**INFORMATION SUPPLIED**.

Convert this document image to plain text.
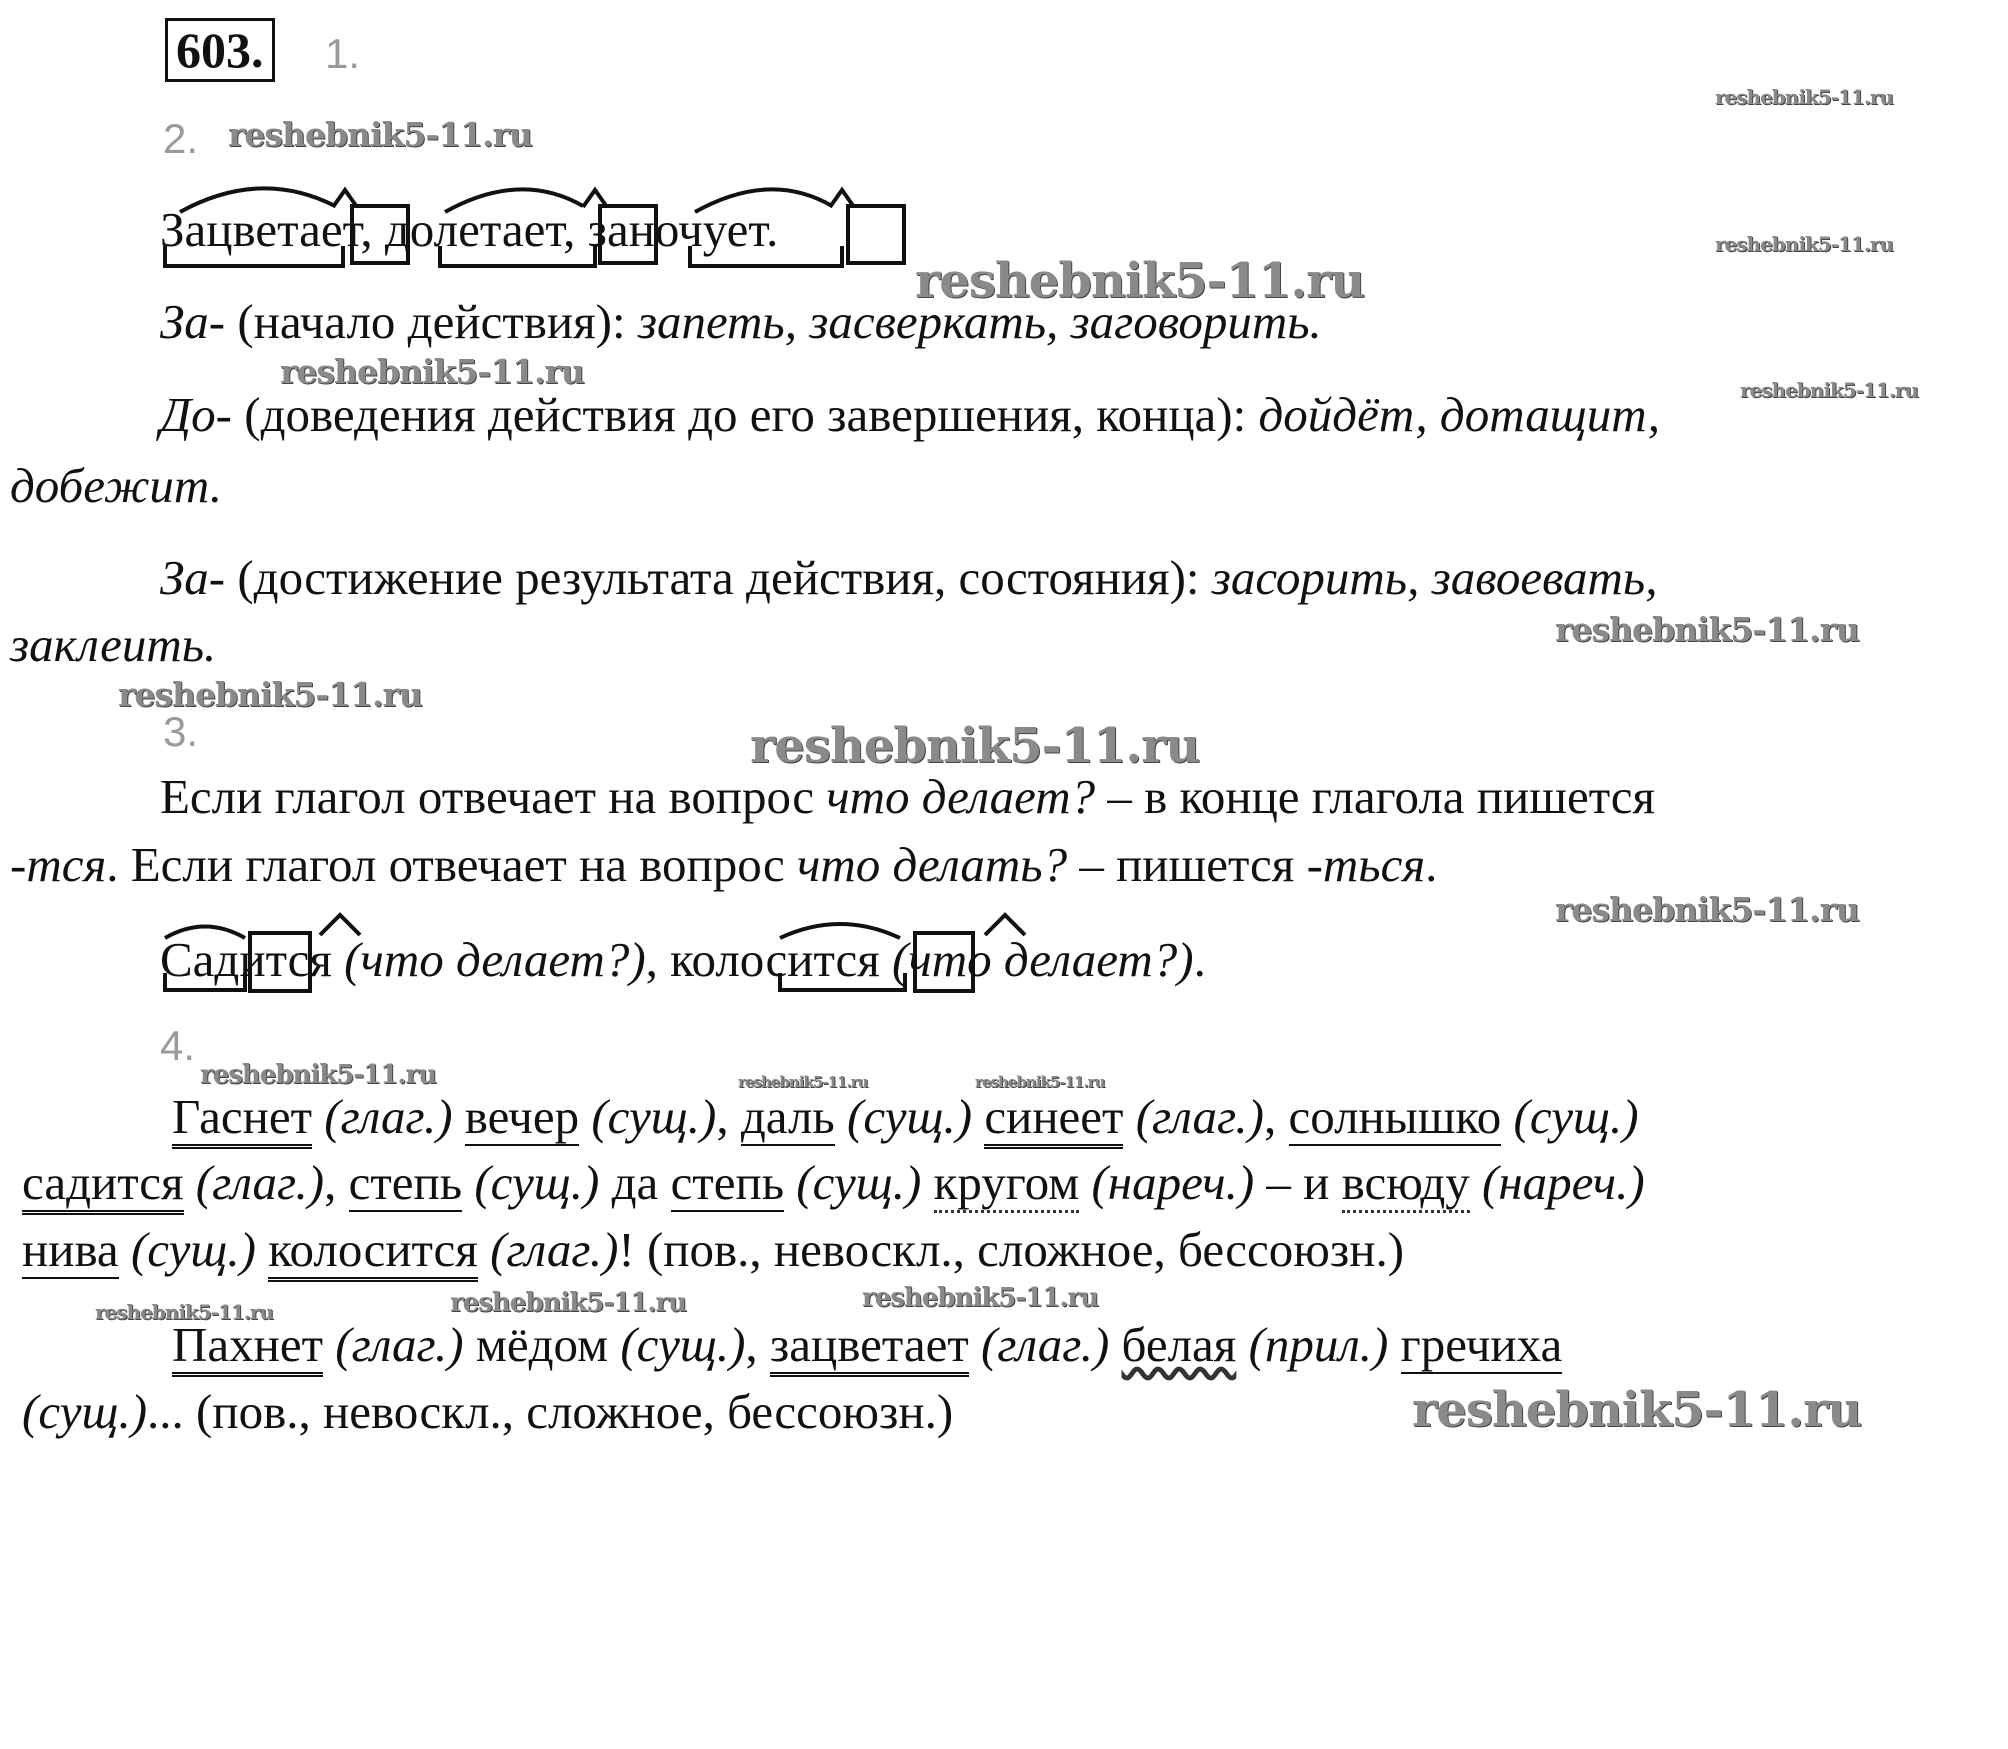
603. 1.
2.
Зацветает, долетает, заночует.
За- (начало действия): запеть, засверкать, заговорить.
До- (доведения действия до его завершения, конца): дойдёт, дотащит,
добежит.
За- (достижение результата действия, состояния): засорить, завоевать,
заклеить.
3.
Если глагол отвечает на вопрос что делает? – в конце глагола пишется
-тся. Если глагол отвечает на вопрос что делать? – пишется -ться.
Садится (что делает?), колосится (что делает?).
4.
Гаснет (глаг.) вечер (сущ.), даль (сущ.) синеет (глаг.), солнышко (сущ.)
садится (глаг.), степь (сущ.) да степь (сущ.) кругом (нареч.) – и всюду (нареч.)
нива (сущ.) колосится (глаг.)! (пов., невоскл., сложное, бессоюзн.)
Пахнет (глаг.) мёдом (сущ.), зацветает (глаг.) белая (прил.) гречиха
(сущ.)... (пов., невоскл., сложное, бессоюзн.)
reshebnik5-11.ru
reshebnik5-11.ru
reshebnik5-11.ru
reshebnik5-11.ru
reshebnik5-11.ru	reshebnik5-11.ru
reshebnik5-11.ru
reshebnik5-11.ru
reshebnik5-11.ru
reshebnik5-11.ru
reshebnik5-11.ru	reshebnik5-11.ru	reshebnik5-11.ru
reshebnik5-11.ru	reshebnik5-11.ru	reshebnik5-11.ru
reshebnik5-11.ru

**TO DO**. Report all lines of the data that include the word "невоскл".

**RESULT BELOW**.
нива (сущ.) колосится (глаг.)! (пов., невоскл., сложное, бессоюзн.)
(сущ.)... (пов., невоскл., сложное, бессоюзн.)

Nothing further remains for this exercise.